The exercise: Pictures appear in the records below; write out everything else exactly.

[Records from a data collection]
----

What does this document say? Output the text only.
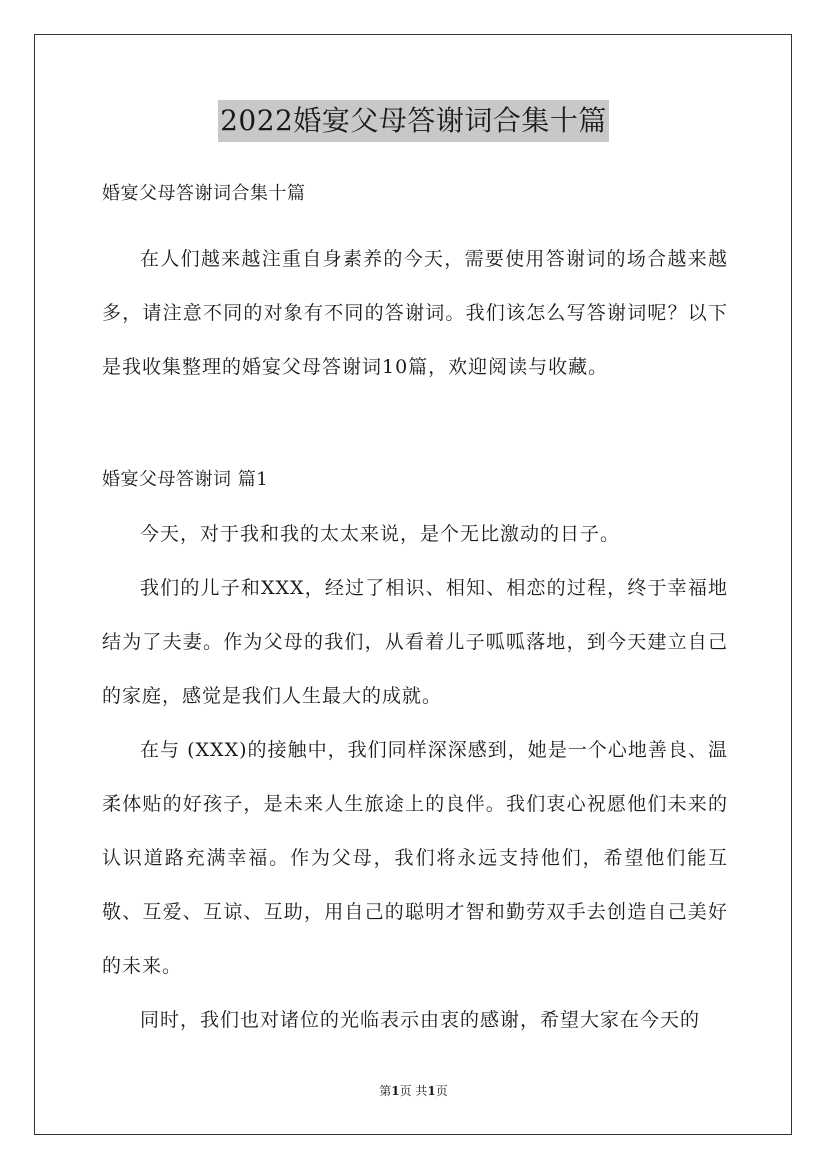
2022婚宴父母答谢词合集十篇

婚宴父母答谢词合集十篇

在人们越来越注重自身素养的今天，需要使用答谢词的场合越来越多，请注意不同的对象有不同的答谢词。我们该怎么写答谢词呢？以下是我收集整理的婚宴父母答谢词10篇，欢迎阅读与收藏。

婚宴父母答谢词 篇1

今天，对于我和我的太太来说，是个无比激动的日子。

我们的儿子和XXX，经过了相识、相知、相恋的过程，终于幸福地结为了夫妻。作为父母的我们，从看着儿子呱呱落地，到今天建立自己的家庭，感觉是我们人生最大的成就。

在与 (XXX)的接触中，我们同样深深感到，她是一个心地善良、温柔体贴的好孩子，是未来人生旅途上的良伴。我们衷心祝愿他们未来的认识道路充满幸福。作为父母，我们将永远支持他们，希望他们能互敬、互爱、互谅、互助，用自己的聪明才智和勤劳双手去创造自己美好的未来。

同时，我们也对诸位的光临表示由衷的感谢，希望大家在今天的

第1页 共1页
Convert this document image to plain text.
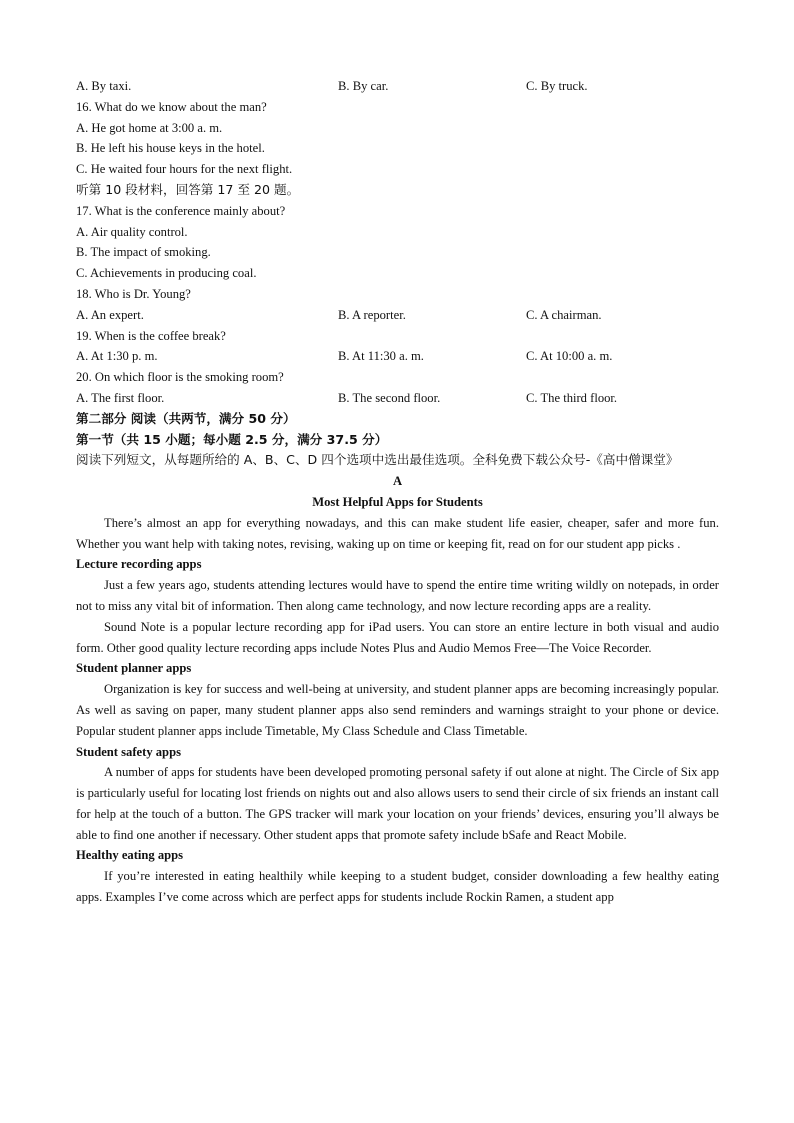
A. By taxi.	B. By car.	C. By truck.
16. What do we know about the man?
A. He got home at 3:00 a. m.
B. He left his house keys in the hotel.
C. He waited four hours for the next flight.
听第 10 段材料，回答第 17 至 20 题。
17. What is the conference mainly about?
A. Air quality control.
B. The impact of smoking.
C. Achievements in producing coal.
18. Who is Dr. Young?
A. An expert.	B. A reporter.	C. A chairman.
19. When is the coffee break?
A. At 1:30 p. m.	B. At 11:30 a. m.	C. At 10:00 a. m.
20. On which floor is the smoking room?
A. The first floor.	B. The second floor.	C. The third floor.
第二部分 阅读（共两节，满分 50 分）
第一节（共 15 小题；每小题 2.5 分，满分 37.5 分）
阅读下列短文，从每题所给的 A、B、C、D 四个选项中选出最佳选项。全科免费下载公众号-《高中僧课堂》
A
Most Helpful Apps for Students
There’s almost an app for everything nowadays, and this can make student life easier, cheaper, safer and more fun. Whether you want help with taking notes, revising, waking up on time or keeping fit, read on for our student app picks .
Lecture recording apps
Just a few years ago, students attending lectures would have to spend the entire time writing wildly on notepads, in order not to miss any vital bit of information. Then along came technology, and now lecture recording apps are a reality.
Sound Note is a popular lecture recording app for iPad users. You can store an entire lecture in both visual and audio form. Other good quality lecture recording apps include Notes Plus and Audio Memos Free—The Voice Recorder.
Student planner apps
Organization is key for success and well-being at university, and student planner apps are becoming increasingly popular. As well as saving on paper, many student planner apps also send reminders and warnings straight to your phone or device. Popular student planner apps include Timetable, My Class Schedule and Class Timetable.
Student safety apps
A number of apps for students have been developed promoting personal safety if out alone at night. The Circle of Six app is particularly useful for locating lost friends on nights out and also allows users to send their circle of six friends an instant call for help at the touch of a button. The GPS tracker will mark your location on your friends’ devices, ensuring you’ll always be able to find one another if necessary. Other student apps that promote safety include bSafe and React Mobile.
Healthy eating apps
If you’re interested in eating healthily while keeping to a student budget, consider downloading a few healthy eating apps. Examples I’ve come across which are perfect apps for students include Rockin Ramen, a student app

----

Correct answer:
What does this document say? Output the text only.
2022婚宴父母答谢词合集十篇

婚宴父母答谢词合集十篇

在人们越来越注重自身素养的今天，需要使用答谢词的场合越来越多，请注意不同的对象有不同的答谢词。我们该怎么写答谢词呢？以下是我收集整理的婚宴父母答谢词10篇，欢迎阅读与收藏。

婚宴父母答谢词 篇1

今天，对于我和我的太太来说，是个无比激动的日子。

我们的儿子和XXX，经过了相识、相知、相恋的过程，终于幸福地结为了夫妻。作为父母的我们，从看着儿子呱呱落地，到今天建立自己的家庭，感觉是我们人生最大的成就。

在与 (XXX)的接触中，我们同样深深感到，她是一个心地善良、温柔体贴的好孩子，是未来人生旅途上的良伴。我们衷心祝愿他们未来的认识道路充满幸福。作为父母，我们将永远支持他们，希望他们能互敬、互爱、互谅、互助，用自己的聪明才智和勤劳双手去创造自己美好的未来。

同时，我们也对诸位的光临表示由衷的感谢，希望大家在今天的

第1页 共1页
Convert this document image to plain text.
A. By taxi.	B. By car.	C. By truck.
16. What do we know about the man?
A. He got home at 3:00 a. m.
B. He left his house keys in the hotel.
C. He waited four hours for the next flight.
听第 10 段材料，回答第 17 至 20 题。
17. What is the conference mainly about?
A. Air quality control.
B. The impact of smoking.
C. Achievements in producing coal.
18. Who is Dr. Young?
A. An expert.	B. A reporter.	C. A chairman.
19. When is the coffee break?
A. At 1:30 p. m.	B. At 11:30 a. m.	C. At 10:00 a. m.
20. On which floor is the smoking room?
A. The first floor.	B. The second floor.	C. The third floor.
第二部分 阅读（共两节，满分 50 分）
第一节（共 15 小题；每小题 2.5 分，满分 37.5 分）
阅读下列短文，从每题所给的 A、B、C、D 四个选项中选出最佳选项。全科免费下载公众号-《高中僧课堂》
A
Most Helpful Apps for Students
There’s almost an app for everything nowadays, and this can make student life easier, cheaper, safer and more fun. Whether you want help with taking notes, revising, waking up on time or keeping fit, read on for our student app picks .
Lecture recording apps
Just a few years ago, students attending lectures would have to spend the entire time writing wildly on notepads, in order not to miss any vital bit of information. Then along came technology, and now lecture recording apps are a reality.
Sound Note is a popular lecture recording app for iPad users. You can store an entire lecture in both visual and audio form. Other good quality lecture recording apps include Notes Plus and Audio Memos Free—The Voice Recorder.
Student planner apps
Organization is key for success and well-being at university, and student planner apps are becoming increasingly popular. As well as saving on paper, many student planner apps also send reminders and warnings straight to your phone or device. Popular student planner apps include Timetable, My Class Schedule and Class Timetable.
Student safety apps
A number of apps for students have been developed promoting personal safety if out alone at night. The Circle of Six app is particularly useful for locating lost friends on nights out and also allows users to send their circle of six friends an instant call for help at the touch of a button. The GPS tracker will mark your location on your friends’ devices, ensuring you’ll always be able to find one another if necessary. Other student apps that promote safety include bSafe and React Mobile.
Healthy eating apps
If you’re interested in eating healthily while keeping to a student budget, consider downloading a few healthy eating apps. Examples I’ve come across which are perfect apps for students include Rockin Ramen, a student app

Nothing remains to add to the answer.